** BEGIN RECORD SET **

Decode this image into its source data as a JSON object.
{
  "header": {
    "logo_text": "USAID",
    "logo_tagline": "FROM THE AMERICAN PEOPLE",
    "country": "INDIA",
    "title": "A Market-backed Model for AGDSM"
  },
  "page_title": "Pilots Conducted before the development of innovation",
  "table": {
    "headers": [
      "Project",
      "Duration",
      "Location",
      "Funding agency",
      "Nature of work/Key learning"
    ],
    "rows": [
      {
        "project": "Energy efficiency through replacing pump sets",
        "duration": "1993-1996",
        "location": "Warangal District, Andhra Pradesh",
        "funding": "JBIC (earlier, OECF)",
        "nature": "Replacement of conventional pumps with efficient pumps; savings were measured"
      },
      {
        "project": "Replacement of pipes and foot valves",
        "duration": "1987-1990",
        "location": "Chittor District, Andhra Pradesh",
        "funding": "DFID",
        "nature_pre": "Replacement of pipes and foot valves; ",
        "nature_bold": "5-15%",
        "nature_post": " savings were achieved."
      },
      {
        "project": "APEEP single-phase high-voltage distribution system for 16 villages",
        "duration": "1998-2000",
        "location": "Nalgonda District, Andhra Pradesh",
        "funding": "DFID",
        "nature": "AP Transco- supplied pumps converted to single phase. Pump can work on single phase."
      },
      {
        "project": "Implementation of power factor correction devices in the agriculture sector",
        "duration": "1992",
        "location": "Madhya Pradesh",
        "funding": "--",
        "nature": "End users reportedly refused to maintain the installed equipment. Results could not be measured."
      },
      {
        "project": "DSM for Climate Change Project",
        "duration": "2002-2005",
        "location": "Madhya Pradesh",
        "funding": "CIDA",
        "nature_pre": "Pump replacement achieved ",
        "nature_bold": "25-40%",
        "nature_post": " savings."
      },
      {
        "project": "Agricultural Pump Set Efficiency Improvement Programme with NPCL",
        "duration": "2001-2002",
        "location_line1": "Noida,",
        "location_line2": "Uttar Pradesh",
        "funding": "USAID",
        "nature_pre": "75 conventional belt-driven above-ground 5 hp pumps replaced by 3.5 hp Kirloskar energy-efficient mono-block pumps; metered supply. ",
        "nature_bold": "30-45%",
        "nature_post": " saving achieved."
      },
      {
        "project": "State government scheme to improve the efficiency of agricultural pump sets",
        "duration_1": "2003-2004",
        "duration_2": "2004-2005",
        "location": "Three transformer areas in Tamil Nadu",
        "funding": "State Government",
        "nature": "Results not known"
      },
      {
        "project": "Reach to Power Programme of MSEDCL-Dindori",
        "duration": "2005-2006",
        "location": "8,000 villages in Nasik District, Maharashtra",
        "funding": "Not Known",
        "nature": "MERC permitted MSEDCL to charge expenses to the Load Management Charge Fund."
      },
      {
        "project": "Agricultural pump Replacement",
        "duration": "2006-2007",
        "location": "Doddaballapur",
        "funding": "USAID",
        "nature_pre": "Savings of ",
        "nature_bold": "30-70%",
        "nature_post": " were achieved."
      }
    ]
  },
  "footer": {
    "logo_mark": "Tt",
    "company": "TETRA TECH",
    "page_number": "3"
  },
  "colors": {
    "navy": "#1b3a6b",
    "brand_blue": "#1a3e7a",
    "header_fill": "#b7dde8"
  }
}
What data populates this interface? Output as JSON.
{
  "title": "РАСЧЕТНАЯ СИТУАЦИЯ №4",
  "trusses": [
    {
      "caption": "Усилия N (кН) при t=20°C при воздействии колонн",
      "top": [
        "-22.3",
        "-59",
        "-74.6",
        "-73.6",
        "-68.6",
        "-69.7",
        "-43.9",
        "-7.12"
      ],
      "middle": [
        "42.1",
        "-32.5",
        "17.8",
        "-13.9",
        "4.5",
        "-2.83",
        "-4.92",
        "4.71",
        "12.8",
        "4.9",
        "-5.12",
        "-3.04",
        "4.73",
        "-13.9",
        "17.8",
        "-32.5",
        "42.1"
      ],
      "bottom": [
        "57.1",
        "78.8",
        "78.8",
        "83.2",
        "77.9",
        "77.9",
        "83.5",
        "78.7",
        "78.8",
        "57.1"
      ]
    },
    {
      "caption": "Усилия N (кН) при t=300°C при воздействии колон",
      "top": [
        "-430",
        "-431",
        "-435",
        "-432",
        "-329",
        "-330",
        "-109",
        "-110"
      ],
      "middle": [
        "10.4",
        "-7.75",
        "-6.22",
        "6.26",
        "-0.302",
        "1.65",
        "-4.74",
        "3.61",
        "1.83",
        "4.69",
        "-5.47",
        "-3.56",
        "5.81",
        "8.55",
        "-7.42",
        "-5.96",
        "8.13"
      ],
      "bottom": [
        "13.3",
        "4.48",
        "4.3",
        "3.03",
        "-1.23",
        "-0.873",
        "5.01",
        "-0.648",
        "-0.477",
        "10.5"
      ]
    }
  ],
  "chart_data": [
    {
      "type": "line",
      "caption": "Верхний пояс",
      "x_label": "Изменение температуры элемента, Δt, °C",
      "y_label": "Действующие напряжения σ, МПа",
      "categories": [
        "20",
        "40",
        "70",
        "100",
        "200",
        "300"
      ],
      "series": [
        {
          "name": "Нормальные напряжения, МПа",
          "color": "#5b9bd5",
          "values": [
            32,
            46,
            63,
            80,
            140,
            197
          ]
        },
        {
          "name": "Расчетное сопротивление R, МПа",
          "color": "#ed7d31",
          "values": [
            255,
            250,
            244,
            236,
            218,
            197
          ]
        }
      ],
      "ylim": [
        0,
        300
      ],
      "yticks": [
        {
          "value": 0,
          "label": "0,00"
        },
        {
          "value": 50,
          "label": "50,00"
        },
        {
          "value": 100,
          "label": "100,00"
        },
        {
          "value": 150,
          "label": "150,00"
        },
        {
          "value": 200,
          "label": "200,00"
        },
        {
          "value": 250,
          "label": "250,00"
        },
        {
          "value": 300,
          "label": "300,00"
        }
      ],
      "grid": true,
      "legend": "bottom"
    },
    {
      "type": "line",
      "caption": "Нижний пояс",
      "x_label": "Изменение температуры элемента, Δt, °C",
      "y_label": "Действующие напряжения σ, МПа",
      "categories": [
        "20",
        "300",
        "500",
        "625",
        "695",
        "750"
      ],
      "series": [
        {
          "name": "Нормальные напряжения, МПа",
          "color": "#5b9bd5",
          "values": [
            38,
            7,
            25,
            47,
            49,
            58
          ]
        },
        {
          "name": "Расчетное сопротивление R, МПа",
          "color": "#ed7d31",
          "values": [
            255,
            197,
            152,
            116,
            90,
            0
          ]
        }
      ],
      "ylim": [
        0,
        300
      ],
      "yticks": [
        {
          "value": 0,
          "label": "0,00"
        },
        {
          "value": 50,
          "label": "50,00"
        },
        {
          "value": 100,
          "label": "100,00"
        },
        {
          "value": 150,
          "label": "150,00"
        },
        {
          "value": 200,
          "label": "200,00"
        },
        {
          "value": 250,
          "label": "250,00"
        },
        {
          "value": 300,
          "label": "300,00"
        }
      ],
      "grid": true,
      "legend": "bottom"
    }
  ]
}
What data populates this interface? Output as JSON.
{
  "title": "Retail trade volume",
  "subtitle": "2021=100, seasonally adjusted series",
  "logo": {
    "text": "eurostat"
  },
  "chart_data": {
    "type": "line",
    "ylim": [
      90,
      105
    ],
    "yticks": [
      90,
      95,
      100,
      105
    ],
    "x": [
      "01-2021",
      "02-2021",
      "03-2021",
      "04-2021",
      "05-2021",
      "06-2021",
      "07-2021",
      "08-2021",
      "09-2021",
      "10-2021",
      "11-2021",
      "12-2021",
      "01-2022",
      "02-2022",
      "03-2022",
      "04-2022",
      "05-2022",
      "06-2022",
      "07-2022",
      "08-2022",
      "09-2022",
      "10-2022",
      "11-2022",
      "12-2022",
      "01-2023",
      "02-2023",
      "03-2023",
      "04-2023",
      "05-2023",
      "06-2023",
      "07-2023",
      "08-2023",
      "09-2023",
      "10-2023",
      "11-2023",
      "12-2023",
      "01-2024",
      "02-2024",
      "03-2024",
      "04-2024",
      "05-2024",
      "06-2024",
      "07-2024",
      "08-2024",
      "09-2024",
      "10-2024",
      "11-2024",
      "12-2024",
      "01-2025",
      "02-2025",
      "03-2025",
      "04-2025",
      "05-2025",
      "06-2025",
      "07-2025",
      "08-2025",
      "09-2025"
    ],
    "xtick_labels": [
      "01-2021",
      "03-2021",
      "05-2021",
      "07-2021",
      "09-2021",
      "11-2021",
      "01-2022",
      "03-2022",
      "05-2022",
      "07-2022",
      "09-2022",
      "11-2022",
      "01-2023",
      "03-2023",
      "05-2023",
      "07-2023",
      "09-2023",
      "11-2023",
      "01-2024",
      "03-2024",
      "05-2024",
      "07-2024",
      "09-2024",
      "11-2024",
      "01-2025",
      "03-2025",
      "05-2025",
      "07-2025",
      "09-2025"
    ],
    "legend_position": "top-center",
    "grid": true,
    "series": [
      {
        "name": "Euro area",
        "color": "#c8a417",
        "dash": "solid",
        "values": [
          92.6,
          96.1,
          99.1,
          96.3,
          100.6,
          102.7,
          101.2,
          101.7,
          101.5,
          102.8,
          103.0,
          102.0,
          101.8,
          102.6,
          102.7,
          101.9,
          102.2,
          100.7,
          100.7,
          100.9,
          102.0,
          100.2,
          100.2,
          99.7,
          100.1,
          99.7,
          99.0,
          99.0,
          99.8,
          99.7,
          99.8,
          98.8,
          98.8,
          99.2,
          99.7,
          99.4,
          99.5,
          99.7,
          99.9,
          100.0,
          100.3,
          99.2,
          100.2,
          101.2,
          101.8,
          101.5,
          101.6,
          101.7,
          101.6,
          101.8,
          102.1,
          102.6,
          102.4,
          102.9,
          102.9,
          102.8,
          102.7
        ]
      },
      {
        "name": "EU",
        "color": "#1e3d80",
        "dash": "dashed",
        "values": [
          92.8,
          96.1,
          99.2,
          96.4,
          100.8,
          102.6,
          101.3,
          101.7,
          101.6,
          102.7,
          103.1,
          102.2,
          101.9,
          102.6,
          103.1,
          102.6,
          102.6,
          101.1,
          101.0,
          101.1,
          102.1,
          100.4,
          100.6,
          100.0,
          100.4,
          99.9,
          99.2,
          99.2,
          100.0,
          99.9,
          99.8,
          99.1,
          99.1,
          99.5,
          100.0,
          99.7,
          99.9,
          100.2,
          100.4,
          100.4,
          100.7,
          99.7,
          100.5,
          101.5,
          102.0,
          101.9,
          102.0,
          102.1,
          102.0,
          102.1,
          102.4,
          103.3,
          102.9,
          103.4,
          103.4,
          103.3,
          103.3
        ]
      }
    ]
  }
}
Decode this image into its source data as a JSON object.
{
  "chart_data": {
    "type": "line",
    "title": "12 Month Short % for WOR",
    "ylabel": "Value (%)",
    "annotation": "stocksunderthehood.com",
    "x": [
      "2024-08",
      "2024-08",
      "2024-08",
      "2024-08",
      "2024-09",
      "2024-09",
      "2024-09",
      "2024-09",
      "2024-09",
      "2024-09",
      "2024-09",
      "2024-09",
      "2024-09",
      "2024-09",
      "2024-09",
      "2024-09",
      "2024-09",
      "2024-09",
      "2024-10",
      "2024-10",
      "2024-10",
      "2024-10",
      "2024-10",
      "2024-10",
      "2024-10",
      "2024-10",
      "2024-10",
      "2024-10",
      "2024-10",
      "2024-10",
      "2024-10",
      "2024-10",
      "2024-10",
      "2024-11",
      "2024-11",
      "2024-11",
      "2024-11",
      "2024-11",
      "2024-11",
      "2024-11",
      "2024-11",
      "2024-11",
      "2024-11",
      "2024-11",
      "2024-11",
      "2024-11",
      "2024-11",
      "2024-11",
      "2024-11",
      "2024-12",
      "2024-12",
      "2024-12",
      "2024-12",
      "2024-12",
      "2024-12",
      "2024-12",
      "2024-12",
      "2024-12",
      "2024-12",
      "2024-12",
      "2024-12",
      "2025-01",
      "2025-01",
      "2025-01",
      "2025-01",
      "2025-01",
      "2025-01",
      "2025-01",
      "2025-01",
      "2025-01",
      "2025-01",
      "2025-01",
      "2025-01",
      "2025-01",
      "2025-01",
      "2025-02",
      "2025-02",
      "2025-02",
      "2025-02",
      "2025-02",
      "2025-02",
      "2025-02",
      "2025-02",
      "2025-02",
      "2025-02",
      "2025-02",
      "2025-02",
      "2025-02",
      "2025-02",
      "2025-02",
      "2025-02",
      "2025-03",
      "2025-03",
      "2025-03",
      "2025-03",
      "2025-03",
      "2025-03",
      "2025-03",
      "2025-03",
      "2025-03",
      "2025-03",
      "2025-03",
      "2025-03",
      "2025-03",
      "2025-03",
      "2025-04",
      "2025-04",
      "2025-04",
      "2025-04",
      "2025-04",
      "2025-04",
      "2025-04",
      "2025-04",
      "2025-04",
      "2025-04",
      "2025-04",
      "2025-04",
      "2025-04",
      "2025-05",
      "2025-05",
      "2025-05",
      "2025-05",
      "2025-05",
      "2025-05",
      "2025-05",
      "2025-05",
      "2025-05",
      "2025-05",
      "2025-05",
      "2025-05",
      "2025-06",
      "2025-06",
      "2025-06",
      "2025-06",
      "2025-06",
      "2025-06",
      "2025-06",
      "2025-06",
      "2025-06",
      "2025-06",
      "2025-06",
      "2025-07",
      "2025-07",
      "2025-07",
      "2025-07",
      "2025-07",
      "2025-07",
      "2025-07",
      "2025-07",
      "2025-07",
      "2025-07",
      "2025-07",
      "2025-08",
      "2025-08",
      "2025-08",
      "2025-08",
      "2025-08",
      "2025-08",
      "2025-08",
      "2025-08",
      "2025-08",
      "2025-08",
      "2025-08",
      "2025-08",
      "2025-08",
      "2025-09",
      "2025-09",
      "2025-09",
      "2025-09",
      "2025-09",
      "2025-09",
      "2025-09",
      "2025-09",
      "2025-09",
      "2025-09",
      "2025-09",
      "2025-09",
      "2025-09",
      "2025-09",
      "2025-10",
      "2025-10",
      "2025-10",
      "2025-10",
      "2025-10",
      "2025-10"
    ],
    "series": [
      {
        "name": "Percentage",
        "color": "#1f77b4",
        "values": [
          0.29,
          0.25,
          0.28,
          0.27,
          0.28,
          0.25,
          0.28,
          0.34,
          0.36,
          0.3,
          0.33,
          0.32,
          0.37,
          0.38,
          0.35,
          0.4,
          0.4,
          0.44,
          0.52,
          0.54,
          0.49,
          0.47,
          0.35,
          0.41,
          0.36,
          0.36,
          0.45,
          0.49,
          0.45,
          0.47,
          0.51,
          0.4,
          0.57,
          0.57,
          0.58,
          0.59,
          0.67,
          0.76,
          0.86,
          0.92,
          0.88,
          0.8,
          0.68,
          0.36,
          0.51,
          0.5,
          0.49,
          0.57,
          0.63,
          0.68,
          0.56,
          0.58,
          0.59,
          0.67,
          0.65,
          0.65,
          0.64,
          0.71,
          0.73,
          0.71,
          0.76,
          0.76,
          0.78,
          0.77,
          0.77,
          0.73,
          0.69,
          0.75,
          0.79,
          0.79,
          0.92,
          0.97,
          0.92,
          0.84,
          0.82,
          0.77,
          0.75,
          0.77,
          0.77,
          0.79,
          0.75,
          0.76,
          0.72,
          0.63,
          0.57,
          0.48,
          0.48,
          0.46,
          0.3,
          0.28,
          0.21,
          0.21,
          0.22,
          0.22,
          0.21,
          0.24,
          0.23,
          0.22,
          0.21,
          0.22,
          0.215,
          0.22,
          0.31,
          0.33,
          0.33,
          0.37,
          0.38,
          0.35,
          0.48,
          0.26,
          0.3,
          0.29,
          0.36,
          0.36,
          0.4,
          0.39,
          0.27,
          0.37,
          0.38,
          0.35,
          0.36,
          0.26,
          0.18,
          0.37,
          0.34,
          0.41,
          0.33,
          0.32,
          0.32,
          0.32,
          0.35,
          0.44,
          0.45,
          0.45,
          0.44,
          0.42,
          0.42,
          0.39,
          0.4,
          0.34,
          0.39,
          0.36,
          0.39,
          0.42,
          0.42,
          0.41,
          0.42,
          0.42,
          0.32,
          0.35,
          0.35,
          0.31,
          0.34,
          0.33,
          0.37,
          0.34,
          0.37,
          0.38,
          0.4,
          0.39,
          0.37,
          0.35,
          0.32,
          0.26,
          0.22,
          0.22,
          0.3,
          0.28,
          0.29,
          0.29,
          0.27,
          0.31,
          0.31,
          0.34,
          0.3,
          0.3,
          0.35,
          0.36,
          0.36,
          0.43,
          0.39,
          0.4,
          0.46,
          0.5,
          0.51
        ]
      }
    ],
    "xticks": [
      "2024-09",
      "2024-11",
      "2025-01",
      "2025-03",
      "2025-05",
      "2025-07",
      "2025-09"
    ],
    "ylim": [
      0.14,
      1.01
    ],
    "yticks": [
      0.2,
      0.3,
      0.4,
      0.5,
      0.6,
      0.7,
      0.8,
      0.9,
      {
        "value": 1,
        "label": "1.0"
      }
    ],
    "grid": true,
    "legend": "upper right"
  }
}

** END RECORD SET **

GIVEN REQUEST. Identify the lines of the data that contain the word "conventional". Copy each of them.

RESULT FOR THIS TASK.
        "nature": "Replacement of conventional pumps with efficient pumps; savings were measured"
        "nature_pre": "75 conventional belt-driven above-ground 5 hp pumps replaced by 3.5 hp Kirloskar energy-efficient mono-block pumps; metered supply. ",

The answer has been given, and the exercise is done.